• WHAT TO WORK ON
Transcribe the entries exactly; images are not part of the copy.

Data records
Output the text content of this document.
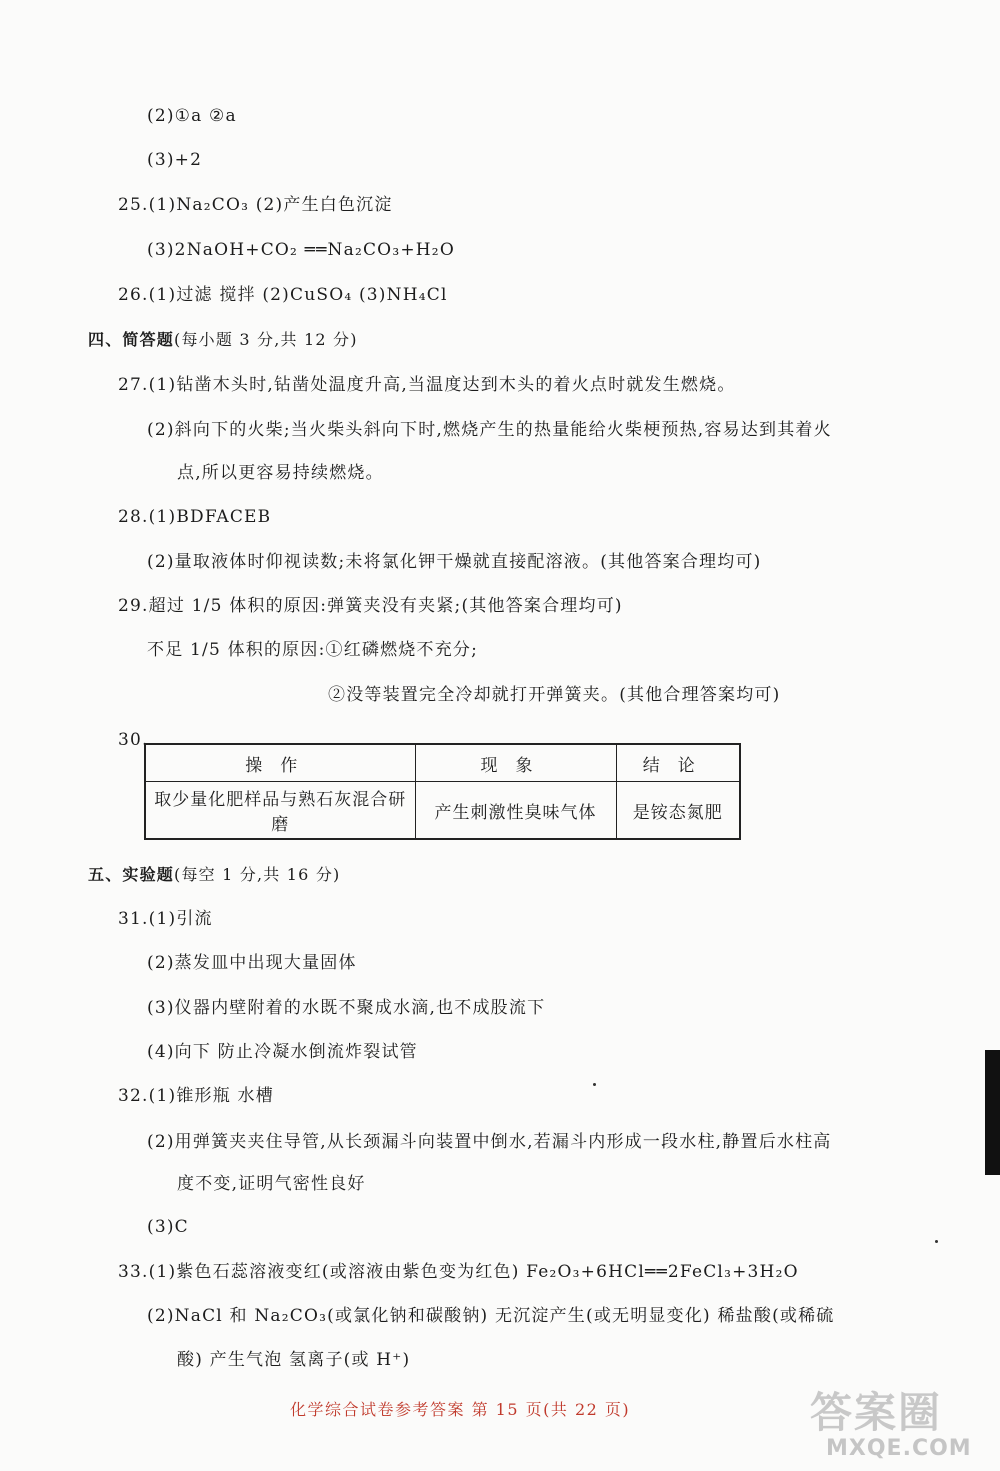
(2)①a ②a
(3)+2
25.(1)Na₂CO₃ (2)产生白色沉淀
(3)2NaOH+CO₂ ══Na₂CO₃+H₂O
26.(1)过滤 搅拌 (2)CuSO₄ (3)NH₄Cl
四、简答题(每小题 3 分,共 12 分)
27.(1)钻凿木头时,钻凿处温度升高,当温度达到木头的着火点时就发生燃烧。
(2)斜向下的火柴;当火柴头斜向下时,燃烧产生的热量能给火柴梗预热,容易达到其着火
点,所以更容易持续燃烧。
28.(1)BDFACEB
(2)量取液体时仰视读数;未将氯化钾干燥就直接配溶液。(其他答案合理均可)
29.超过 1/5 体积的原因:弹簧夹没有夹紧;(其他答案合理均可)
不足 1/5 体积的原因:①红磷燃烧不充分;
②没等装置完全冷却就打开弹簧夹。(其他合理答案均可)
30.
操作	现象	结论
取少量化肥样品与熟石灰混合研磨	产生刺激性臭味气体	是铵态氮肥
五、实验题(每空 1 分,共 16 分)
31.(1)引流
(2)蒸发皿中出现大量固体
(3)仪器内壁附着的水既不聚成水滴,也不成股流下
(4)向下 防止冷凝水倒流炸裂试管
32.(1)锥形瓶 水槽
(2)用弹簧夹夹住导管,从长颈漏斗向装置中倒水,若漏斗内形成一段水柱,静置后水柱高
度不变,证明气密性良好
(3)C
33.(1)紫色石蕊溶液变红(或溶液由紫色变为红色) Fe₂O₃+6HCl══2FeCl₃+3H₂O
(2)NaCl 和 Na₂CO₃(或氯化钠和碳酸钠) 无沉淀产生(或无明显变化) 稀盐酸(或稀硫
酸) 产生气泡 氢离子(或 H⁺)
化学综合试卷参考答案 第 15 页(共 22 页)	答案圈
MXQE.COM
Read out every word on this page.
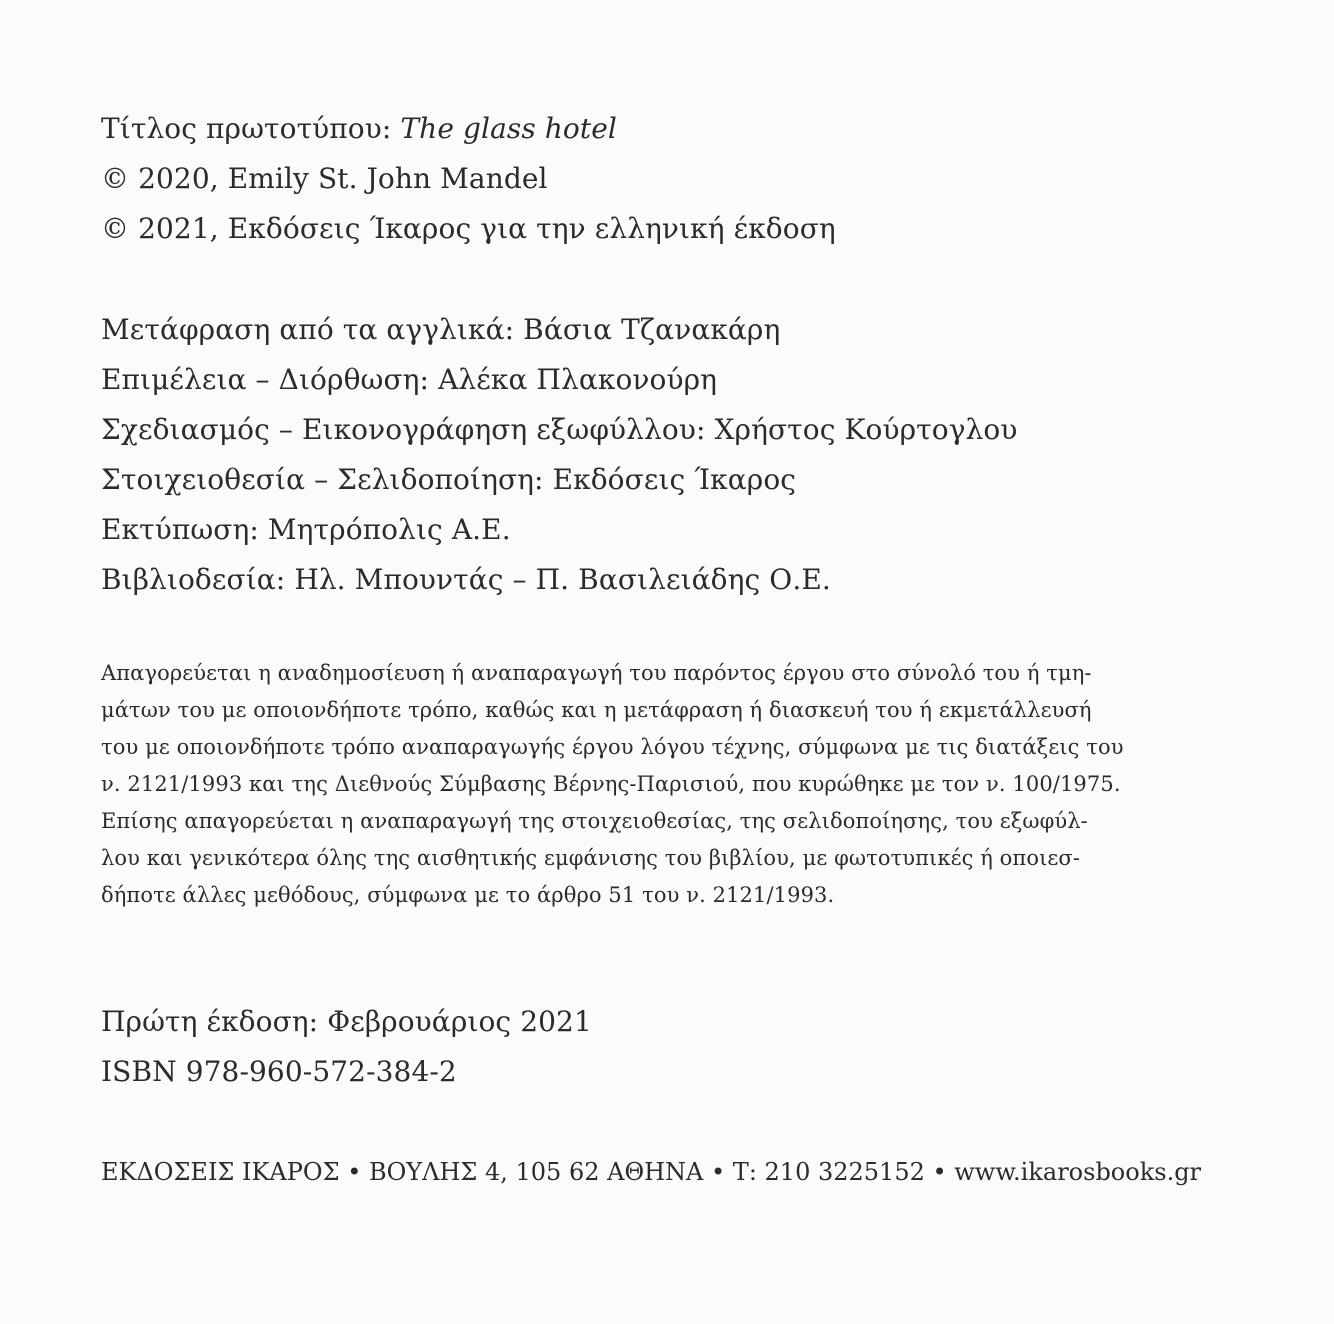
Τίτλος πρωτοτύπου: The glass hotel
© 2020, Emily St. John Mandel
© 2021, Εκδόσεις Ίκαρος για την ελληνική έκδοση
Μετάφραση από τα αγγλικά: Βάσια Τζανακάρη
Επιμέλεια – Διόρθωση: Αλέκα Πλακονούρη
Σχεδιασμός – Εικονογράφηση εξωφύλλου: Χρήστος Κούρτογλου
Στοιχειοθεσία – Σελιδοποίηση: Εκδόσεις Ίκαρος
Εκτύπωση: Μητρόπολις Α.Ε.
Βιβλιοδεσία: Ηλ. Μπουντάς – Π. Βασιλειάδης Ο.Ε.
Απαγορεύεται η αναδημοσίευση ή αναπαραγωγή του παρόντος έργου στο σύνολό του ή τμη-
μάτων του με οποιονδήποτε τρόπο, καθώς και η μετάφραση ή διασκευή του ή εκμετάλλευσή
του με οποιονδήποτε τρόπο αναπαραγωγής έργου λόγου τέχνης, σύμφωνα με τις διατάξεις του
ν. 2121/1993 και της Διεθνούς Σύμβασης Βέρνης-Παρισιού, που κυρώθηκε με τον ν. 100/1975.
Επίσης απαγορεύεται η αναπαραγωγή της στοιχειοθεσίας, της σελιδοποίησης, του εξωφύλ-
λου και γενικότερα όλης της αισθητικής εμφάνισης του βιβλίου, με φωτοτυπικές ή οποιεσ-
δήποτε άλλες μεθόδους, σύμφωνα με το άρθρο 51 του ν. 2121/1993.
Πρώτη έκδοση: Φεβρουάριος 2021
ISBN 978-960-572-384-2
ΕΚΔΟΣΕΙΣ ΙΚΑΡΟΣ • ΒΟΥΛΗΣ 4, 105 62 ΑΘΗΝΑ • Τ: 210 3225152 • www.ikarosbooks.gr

• COMPLETE RESPONSE
Output the text content of this document.
(2)①a ②a
(3)+2
25.(1)Na₂CO₃ (2)产生白色沉淀
(3)2NaOH+CO₂ ══Na₂CO₃+H₂O
26.(1)过滤 搅拌 (2)CuSO₄ (3)NH₄Cl
四、简答题(每小题 3 分,共 12 分)
27.(1)钻凿木头时,钻凿处温度升高,当温度达到木头的着火点时就发生燃烧。
(2)斜向下的火柴;当火柴头斜向下时,燃烧产生的热量能给火柴梗预热,容易达到其着火
点,所以更容易持续燃烧。
28.(1)BDFACEB
(2)量取液体时仰视读数;未将氯化钾干燥就直接配溶液。(其他答案合理均可)
29.超过 1/5 体积的原因:弹簧夹没有夹紧;(其他答案合理均可)
不足 1/5 体积的原因:①红磷燃烧不充分;
②没等装置完全冷却就打开弹簧夹。(其他合理答案均可)
30.
操作	现象	结论
取少量化肥样品与熟石灰混合研磨	产生刺激性臭味气体	是铵态氮肥
五、实验题(每空 1 分,共 16 分)
31.(1)引流
(2)蒸发皿中出现大量固体
(3)仪器内壁附着的水既不聚成水滴,也不成股流下
(4)向下 防止冷凝水倒流炸裂试管
32.(1)锥形瓶 水槽
(2)用弹簧夹夹住导管,从长颈漏斗向装置中倒水,若漏斗内形成一段水柱,静置后水柱高
度不变,证明气密性良好
(3)C
33.(1)紫色石蕊溶液变红(或溶液由紫色变为红色) Fe₂O₃+6HCl══2FeCl₃+3H₂O
(2)NaCl 和 Na₂CO₃(或氯化钠和碳酸钠) 无沉淀产生(或无明显变化) 稀盐酸(或稀硫
酸) 产生气泡 氢离子(或 H⁺)
化学综合试卷参考答案 第 15 页(共 22 页)	答案圈
MXQE.COM
Read out every word on this page.
Τίτλος πρωτοτύπου: The glass hotel
© 2020, Emily St. John Mandel
© 2021, Εκδόσεις Ίκαρος για την ελληνική έκδοση
Μετάφραση από τα αγγλικά: Βάσια Τζανακάρη
Επιμέλεια – Διόρθωση: Αλέκα Πλακονούρη
Σχεδιασμός – Εικονογράφηση εξωφύλλου: Χρήστος Κούρτογλου
Στοιχειοθεσία – Σελιδοποίηση: Εκδόσεις Ίκαρος
Εκτύπωση: Μητρόπολις Α.Ε.
Βιβλιοδεσία: Ηλ. Μπουντάς – Π. Βασιλειάδης Ο.Ε.
Απαγορεύεται η αναδημοσίευση ή αναπαραγωγή του παρόντος έργου στο σύνολό του ή τμη-
μάτων του με οποιονδήποτε τρόπο, καθώς και η μετάφραση ή διασκευή του ή εκμετάλλευσή
του με οποιονδήποτε τρόπο αναπαραγωγής έργου λόγου τέχνης, σύμφωνα με τις διατάξεις του
ν. 2121/1993 και της Διεθνούς Σύμβασης Βέρνης-Παρισιού, που κυρώθηκε με τον ν. 100/1975.
Επίσης απαγορεύεται η αναπαραγωγή της στοιχειοθεσίας, της σελιδοποίησης, του εξωφύλ-
λου και γενικότερα όλης της αισθητικής εμφάνισης του βιβλίου, με φωτοτυπικές ή οποιεσ-
δήποτε άλλες μεθόδους, σύμφωνα με το άρθρο 51 του ν. 2121/1993.
Πρώτη έκδοση: Φεβρουάριος 2021
ISBN 978-960-572-384-2
ΕΚΔΟΣΕΙΣ ΙΚΑΡΟΣ • ΒΟΥΛΗΣ 4, 105 62 ΑΘΗΝΑ • Τ: 210 3225152 • www.ikarosbooks.gr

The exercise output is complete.